** Record set **
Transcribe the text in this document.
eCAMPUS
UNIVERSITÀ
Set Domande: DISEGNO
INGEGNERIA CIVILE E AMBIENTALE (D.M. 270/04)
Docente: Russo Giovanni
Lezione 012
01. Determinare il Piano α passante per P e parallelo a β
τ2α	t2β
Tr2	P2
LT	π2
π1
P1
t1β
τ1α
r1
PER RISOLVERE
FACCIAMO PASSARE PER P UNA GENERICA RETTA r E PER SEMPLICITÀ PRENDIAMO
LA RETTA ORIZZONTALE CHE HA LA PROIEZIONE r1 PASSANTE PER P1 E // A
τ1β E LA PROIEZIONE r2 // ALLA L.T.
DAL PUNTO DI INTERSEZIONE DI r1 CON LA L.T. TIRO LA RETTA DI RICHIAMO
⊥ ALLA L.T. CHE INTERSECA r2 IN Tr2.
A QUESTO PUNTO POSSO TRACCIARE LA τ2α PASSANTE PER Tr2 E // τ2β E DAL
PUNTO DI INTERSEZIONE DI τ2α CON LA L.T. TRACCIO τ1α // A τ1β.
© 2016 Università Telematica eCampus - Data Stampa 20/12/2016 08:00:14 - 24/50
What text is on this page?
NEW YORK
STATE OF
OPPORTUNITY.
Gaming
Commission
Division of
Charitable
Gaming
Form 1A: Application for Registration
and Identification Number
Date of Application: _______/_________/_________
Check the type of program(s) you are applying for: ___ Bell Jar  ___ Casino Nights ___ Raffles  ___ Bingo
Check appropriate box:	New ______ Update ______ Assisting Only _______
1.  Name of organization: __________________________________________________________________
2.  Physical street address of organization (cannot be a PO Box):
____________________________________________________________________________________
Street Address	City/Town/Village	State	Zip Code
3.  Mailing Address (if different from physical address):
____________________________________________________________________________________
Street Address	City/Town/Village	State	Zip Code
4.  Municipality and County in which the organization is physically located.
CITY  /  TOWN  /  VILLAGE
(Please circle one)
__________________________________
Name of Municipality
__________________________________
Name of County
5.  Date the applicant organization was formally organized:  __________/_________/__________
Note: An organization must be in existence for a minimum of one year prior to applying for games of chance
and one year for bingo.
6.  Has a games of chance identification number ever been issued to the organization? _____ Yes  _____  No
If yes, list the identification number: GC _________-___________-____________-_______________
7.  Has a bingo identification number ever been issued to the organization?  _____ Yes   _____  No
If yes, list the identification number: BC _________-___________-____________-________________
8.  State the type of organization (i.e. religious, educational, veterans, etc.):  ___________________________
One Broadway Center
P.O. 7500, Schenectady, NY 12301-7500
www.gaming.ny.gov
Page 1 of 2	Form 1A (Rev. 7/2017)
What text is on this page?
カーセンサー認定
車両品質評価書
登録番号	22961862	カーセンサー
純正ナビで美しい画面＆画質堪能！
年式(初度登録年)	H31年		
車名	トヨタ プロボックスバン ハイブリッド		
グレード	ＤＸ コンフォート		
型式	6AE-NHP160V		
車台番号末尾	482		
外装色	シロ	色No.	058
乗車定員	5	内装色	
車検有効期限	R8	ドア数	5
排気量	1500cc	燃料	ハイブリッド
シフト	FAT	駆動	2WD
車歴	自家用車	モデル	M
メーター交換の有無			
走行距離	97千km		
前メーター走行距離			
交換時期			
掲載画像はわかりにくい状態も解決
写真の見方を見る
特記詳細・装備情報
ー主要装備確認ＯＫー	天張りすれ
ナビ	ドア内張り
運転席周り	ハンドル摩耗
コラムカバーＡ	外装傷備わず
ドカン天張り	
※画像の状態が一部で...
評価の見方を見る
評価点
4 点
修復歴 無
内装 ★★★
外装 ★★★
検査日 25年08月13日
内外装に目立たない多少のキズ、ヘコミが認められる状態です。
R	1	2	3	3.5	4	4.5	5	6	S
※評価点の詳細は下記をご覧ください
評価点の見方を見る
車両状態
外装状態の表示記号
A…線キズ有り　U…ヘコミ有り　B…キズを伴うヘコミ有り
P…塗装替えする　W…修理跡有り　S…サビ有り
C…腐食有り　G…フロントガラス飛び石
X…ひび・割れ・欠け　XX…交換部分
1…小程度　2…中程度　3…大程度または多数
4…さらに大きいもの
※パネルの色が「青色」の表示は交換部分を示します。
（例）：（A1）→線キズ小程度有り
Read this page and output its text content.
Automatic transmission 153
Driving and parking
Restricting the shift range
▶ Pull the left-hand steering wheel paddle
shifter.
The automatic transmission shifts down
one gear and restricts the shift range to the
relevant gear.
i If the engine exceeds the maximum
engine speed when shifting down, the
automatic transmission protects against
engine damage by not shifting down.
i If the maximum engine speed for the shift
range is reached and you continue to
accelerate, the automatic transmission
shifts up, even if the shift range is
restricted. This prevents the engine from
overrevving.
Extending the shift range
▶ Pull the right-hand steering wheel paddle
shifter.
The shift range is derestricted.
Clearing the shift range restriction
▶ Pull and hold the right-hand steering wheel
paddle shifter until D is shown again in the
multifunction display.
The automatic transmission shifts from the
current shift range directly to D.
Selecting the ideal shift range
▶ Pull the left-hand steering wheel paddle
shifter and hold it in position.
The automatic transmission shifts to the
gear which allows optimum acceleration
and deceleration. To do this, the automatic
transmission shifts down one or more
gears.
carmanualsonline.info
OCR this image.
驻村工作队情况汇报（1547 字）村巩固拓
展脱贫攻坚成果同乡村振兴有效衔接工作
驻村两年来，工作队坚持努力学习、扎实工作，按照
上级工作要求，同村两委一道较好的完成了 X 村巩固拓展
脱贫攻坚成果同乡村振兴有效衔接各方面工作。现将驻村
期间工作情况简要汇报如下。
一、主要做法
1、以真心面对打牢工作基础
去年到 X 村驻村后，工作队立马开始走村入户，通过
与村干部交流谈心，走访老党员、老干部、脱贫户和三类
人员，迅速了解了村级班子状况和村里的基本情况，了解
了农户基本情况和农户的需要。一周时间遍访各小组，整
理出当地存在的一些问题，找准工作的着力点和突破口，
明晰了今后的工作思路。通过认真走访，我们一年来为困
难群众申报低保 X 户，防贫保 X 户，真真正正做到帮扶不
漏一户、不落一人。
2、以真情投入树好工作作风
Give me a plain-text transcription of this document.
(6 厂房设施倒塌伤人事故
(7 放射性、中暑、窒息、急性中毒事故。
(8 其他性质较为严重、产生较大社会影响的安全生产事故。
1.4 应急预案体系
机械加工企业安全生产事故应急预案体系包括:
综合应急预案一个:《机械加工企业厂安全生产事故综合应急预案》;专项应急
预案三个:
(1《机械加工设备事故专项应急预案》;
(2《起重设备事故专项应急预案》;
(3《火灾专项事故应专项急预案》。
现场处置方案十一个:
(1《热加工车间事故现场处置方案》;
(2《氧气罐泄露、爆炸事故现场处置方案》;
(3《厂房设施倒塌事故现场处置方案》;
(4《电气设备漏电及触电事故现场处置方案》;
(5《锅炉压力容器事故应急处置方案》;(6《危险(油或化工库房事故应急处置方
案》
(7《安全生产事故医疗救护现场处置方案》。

** Requirement **
Using the records above, find and show each line with the string "list".

** Solved exercise **
If yes, list the identification number: GC _________-___________-____________-_______________
If yes, list the identification number: BC _________-___________-____________-________________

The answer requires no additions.